* Begin Records provided *
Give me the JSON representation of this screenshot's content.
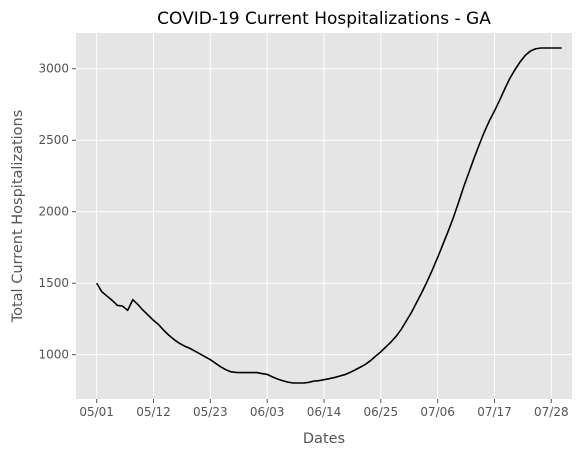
{
  "chart_data": {
    "type": "line",
    "title": "COVID-19 Current Hospitalizations - GA",
    "xlabel": "Dates",
    "ylabel": "Total Current Hospitalizations",
    "x_tick_labels": [
      "05/01",
      "05/12",
      "05/23",
      "06/03",
      "06/14",
      "06/25",
      "07/06",
      "07/17",
      "07/28"
    ],
    "x_tick_day_index": [
      0,
      11,
      22,
      33,
      44,
      55,
      66,
      77,
      88
    ],
    "y_ticks": [
      1000,
      1500,
      2000,
      2500,
      3000
    ],
    "xlim": [
      -4,
      92
    ],
    "ylim": [
      690,
      3250
    ],
    "grid": true,
    "background": "#e5e5e5",
    "grid_color": "#ffffff",
    "line_color": "#000000",
    "series": [
      {
        "x": [
          0,
          1,
          2,
          3,
          4,
          5,
          6,
          7,
          8,
          9,
          10,
          11,
          12,
          13,
          14,
          15,
          16,
          17,
          18,
          19,
          20,
          21,
          22,
          23,
          24,
          25,
          26,
          27,
          28,
          29,
          30,
          31,
          32,
          33,
          34,
          35,
          36,
          37,
          38,
          39,
          40,
          41,
          42,
          43,
          44,
          45,
          46,
          47,
          48,
          49,
          50,
          51,
          52,
          53,
          54,
          55,
          56,
          57,
          58,
          59,
          60,
          61,
          62,
          63,
          64,
          65,
          66,
          67,
          68,
          69,
          70,
          71,
          72,
          73,
          74,
          75,
          76,
          77,
          78,
          79,
          80,
          81,
          82,
          83,
          84,
          85,
          86,
          87,
          88,
          89,
          90
        ],
        "y": [
          1500,
          1440,
          1410,
          1380,
          1345,
          1340,
          1310,
          1385,
          1350,
          1310,
          1275,
          1240,
          1210,
          1170,
          1135,
          1105,
          1080,
          1060,
          1045,
          1025,
          1005,
          985,
          965,
          940,
          915,
          895,
          880,
          876,
          875,
          875,
          875,
          875,
          868,
          862,
          845,
          830,
          818,
          808,
          802,
          802,
          802,
          806,
          815,
          818,
          825,
          832,
          840,
          850,
          860,
          875,
          893,
          912,
          932,
          958,
          990,
          1020,
          1055,
          1090,
          1130,
          1180,
          1240,
          1300,
          1370,
          1440,
          1515,
          1595,
          1680,
          1770,
          1860,
          1955,
          2060,
          2170,
          2270,
          2370,
          2465,
          2555,
          2635,
          2705,
          2780,
          2860,
          2935,
          2995,
          3050,
          3095,
          3125,
          3140,
          3145,
          3145,
          3145,
          3145,
          3145
        ]
      }
    ]
  }
}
* End Records provided *
Omit every picture while copying the listing above exactly.

### Result of this task:
Give me the JSON representation of this screenshot's content.
{
  "chart_data": {
    "type": "line",
    "title": "COVID-19 Current Hospitalizations - GA",
    "xlabel": "Dates",
    "ylabel": "Total Current Hospitalizations",
    "x_tick_labels": [
      "05/01",
      "05/12",
      "05/23",
      "06/03",
      "06/14",
      "06/25",
      "07/06",
      "07/17",
      "07/28"
    ],
    "x_tick_day_index": [
      0,
      11,
      22,
      33,
      44,
      55,
      66,
      77,
      88
    ],
    "y_ticks": [
      1000,
      1500,
      2000,
      2500,
      3000
    ],
    "xlim": [
      -4,
      92
    ],
    "ylim": [
      690,
      3250
    ],
    "grid": true,
    "background": "#e5e5e5",
    "grid_color": "#ffffff",
    "line_color": "#000000",
    "series": [
      {
        "x": [
          0,
          1,
          2,
          3,
          4,
          5,
          6,
          7,
          8,
          9,
          10,
          11,
          12,
          13,
          14,
          15,
          16,
          17,
          18,
          19,
          20,
          21,
          22,
          23,
          24,
          25,
          26,
          27,
          28,
          29,
          30,
          31,
          32,
          33,
          34,
          35,
          36,
          37,
          38,
          39,
          40,
          41,
          42,
          43,
          44,
          45,
          46,
          47,
          48,
          49,
          50,
          51,
          52,
          53,
          54,
          55,
          56,
          57,
          58,
          59,
          60,
          61,
          62,
          63,
          64,
          65,
          66,
          67,
          68,
          69,
          70,
          71,
          72,
          73,
          74,
          75,
          76,
          77,
          78,
          79,
          80,
          81,
          82,
          83,
          84,
          85,
          86,
          87,
          88,
          89,
          90
        ],
        "y": [
          1500,
          1440,
          1410,
          1380,
          1345,
          1340,
          1310,
          1385,
          1350,
          1310,
          1275,
          1240,
          1210,
          1170,
          1135,
          1105,
          1080,
          1060,
          1045,
          1025,
          1005,
          985,
          965,
          940,
          915,
          895,
          880,
          876,
          875,
          875,
          875,
          875,
          868,
          862,
          845,
          830,
          818,
          808,
          802,
          802,
          802,
          806,
          815,
          818,
          825,
          832,
          840,
          850,
          860,
          875,
          893,
          912,
          932,
          958,
          990,
          1020,
          1055,
          1090,
          1130,
          1180,
          1240,
          1300,
          1370,
          1440,
          1515,
          1595,
          1680,
          1770,
          1860,
          1955,
          2060,
          2170,
          2270,
          2370,
          2465,
          2555,
          2635,
          2705,
          2780,
          2860,
          2935,
          2995,
          3050,
          3095,
          3125,
          3140,
          3145,
          3145,
          3145,
          3145,
          3145
        ]
      }
    ]
  }
}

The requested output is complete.